◆ **GOAL OF THE EXERCISE**
From the line containing "Read out every word on this page." through the last line of the data, return those lines exactly as written and nothing more.

◆ **MATERIAL SHOWN**
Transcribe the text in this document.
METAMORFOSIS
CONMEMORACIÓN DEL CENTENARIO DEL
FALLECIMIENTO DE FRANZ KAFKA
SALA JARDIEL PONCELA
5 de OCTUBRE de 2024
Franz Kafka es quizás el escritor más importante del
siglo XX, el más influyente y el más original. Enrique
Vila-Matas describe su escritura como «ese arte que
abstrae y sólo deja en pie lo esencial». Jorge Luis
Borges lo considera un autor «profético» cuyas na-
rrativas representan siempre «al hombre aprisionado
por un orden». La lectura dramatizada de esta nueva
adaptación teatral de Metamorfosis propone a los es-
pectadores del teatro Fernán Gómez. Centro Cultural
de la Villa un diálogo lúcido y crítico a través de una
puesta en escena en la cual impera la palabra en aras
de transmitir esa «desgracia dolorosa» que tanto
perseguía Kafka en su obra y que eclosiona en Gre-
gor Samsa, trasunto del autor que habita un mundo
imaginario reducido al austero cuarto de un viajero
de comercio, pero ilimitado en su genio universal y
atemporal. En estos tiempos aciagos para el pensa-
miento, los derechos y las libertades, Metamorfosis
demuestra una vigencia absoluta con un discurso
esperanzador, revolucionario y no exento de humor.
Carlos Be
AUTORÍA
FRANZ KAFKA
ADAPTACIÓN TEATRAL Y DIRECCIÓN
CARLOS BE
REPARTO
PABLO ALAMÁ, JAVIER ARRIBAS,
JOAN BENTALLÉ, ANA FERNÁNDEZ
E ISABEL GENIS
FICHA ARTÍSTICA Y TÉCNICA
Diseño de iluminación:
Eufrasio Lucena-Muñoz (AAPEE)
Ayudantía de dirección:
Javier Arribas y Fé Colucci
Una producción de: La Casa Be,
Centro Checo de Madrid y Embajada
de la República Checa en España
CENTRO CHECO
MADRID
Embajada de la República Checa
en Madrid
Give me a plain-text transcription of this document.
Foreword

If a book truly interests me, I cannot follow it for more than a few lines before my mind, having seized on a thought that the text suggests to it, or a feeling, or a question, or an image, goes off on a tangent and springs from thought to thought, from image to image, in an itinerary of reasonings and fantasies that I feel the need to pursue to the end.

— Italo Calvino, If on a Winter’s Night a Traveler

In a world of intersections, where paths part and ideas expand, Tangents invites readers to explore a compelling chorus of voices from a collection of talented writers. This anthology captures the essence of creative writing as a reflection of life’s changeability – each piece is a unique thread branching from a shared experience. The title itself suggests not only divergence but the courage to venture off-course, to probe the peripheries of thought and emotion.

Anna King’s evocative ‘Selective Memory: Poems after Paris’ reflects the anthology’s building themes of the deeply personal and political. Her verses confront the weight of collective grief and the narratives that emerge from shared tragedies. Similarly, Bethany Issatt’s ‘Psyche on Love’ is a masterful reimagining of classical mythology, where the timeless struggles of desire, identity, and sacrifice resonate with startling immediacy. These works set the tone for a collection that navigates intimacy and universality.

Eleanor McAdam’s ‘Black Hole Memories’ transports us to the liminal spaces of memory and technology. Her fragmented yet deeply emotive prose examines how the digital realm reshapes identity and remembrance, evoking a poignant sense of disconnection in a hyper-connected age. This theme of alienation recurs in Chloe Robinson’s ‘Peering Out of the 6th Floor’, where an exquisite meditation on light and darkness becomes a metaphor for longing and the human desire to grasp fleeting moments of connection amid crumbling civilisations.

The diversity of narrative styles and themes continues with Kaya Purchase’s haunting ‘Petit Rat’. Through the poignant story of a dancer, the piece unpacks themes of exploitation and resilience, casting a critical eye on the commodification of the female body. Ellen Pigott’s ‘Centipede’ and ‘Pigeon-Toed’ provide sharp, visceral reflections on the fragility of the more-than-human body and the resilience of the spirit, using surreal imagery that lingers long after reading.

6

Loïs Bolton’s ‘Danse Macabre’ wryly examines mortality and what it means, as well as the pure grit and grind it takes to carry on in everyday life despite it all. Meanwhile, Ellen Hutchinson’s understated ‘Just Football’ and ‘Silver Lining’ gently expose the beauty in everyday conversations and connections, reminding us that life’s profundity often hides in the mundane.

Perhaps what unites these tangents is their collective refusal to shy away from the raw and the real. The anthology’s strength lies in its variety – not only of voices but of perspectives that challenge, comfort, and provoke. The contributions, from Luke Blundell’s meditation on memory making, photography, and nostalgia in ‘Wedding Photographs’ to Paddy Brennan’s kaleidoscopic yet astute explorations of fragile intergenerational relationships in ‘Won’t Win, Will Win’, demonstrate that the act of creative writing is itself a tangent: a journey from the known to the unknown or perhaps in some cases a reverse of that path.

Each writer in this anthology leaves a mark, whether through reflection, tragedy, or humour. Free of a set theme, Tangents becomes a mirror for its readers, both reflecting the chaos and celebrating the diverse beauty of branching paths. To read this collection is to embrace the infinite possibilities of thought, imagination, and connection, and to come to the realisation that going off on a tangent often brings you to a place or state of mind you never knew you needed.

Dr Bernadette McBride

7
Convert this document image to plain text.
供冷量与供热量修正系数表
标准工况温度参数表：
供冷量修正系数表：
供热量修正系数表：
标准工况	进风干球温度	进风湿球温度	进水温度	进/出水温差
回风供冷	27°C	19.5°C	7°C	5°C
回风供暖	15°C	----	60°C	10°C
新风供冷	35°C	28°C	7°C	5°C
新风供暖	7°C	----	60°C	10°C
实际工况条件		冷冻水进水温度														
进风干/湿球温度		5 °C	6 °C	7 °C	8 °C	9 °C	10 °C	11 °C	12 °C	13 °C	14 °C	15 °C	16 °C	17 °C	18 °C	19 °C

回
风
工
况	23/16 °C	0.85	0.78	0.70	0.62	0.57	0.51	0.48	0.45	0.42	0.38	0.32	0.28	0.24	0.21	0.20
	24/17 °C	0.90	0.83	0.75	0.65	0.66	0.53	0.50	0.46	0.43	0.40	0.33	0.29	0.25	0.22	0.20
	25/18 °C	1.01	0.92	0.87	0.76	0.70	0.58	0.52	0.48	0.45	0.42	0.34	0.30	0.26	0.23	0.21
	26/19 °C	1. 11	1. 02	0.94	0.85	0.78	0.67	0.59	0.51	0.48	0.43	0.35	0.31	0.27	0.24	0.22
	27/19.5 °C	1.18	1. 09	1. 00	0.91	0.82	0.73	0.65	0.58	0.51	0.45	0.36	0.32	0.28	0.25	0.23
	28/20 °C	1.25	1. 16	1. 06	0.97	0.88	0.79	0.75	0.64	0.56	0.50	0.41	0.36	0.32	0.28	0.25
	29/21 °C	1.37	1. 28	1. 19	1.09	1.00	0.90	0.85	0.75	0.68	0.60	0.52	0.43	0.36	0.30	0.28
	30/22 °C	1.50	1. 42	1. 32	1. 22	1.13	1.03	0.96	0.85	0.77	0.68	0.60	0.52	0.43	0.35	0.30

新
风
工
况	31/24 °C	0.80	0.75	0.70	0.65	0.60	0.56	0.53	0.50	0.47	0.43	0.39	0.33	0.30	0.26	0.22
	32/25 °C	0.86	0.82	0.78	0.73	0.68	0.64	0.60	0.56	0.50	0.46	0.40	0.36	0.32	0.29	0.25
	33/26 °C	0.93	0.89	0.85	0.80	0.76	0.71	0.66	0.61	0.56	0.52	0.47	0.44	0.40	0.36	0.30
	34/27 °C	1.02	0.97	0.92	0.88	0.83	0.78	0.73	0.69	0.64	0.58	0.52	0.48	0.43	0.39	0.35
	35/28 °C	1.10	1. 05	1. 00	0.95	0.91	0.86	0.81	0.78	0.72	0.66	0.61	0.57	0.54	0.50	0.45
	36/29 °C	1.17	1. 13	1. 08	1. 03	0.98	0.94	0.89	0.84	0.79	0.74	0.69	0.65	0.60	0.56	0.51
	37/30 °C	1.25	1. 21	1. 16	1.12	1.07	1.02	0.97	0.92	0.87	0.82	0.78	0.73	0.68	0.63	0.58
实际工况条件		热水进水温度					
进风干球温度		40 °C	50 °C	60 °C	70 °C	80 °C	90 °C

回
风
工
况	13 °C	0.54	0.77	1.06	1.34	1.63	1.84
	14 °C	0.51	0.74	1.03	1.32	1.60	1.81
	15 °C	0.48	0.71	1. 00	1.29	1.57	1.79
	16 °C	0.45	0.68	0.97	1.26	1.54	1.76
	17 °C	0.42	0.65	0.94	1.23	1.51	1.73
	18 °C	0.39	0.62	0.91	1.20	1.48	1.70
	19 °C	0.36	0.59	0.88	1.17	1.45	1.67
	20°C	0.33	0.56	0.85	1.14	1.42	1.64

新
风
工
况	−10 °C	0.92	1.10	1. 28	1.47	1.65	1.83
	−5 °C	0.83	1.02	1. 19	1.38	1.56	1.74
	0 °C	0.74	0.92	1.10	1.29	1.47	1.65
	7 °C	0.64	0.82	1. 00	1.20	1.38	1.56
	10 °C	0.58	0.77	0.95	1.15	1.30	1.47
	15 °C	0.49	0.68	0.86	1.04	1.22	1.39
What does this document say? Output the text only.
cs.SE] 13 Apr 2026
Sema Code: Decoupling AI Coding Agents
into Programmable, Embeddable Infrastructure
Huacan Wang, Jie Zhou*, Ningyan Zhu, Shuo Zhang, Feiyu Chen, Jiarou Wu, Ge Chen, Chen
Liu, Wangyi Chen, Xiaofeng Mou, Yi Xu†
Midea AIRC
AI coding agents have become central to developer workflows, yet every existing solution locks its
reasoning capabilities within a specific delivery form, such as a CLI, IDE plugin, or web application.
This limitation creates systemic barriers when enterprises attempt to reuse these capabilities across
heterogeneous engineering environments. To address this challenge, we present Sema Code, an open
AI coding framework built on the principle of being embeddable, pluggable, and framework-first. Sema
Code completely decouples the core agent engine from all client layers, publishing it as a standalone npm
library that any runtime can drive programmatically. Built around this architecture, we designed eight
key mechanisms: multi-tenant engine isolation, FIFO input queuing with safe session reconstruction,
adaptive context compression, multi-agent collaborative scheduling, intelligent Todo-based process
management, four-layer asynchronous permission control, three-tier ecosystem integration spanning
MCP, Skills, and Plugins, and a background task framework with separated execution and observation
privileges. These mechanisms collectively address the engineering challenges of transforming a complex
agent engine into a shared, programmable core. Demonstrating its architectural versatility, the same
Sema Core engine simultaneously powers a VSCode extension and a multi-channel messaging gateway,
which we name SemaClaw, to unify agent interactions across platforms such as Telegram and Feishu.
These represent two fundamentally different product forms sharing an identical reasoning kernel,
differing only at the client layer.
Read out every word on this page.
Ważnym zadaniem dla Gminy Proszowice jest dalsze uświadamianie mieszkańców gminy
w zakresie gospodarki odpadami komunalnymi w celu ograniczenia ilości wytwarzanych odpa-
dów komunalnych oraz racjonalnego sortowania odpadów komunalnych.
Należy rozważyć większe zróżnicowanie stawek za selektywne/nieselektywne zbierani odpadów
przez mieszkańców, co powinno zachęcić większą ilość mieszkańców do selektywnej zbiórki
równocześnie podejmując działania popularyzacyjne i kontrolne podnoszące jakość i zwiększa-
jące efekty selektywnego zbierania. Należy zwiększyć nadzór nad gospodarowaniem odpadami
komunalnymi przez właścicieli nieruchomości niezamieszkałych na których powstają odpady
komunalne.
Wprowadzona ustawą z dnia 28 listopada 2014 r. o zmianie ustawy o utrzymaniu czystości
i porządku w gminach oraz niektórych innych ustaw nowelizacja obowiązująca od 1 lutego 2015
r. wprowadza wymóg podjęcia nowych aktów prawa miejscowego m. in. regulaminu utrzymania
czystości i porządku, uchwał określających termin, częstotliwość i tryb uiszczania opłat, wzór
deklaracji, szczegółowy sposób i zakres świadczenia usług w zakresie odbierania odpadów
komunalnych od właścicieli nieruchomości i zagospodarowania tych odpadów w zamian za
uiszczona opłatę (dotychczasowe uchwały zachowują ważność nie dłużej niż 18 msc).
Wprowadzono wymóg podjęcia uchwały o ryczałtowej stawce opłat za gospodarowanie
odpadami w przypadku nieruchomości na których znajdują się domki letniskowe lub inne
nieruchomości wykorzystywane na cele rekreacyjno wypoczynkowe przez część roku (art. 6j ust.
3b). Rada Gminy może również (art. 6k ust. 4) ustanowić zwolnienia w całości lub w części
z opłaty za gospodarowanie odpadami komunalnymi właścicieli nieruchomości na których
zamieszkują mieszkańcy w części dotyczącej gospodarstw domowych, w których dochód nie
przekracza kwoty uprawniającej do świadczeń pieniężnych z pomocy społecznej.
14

◆ **RESULT BELOW**
Read out every word on this page.
Ważnym zadaniem dla Gminy Proszowice jest dalsze uświadamianie mieszkańców gminy
w zakresie gospodarki odpadami komunalnymi w celu ograniczenia ilości wytwarzanych odpa-
dów komunalnych oraz racjonalnego sortowania odpadów komunalnych.
Należy rozważyć większe zróżnicowanie stawek za selektywne/nieselektywne zbierani odpadów
przez mieszkańców, co powinno zachęcić większą ilość mieszkańców do selektywnej zbiórki
równocześnie podejmując działania popularyzacyjne i kontrolne podnoszące jakość i zwiększa-
jące efekty selektywnego zbierania. Należy zwiększyć nadzór nad gospodarowaniem odpadami
komunalnymi przez właścicieli nieruchomości niezamieszkałych na których powstają odpady
komunalne.
Wprowadzona ustawą z dnia 28 listopada 2014 r. o zmianie ustawy o utrzymaniu czystości
i porządku w gminach oraz niektórych innych ustaw nowelizacja obowiązująca od 1 lutego 2015
r. wprowadza wymóg podjęcia nowych aktów prawa miejscowego m. in. regulaminu utrzymania
czystości i porządku, uchwał określających termin, częstotliwość i tryb uiszczania opłat, wzór
deklaracji, szczegółowy sposób i zakres świadczenia usług w zakresie odbierania odpadów
komunalnych od właścicieli nieruchomości i zagospodarowania tych odpadów w zamian za
uiszczona opłatę (dotychczasowe uchwały zachowują ważność nie dłużej niż 18 msc).
Wprowadzono wymóg podjęcia uchwały o ryczałtowej stawce opłat za gospodarowanie
odpadami w przypadku nieruchomości na których znajdują się domki letniskowe lub inne
nieruchomości wykorzystywane na cele rekreacyjno wypoczynkowe przez część roku (art. 6j ust.
3b). Rada Gminy może również (art. 6k ust. 4) ustanowić zwolnienia w całości lub w części
z opłaty za gospodarowanie odpadami komunalnymi właścicieli nieruchomości na których
zamieszkują mieszkańcy w części dotyczącej gospodarstw domowych, w których dochód nie
przekracza kwoty uprawniającej do świadczeń pieniężnych z pomocy społecznej.
14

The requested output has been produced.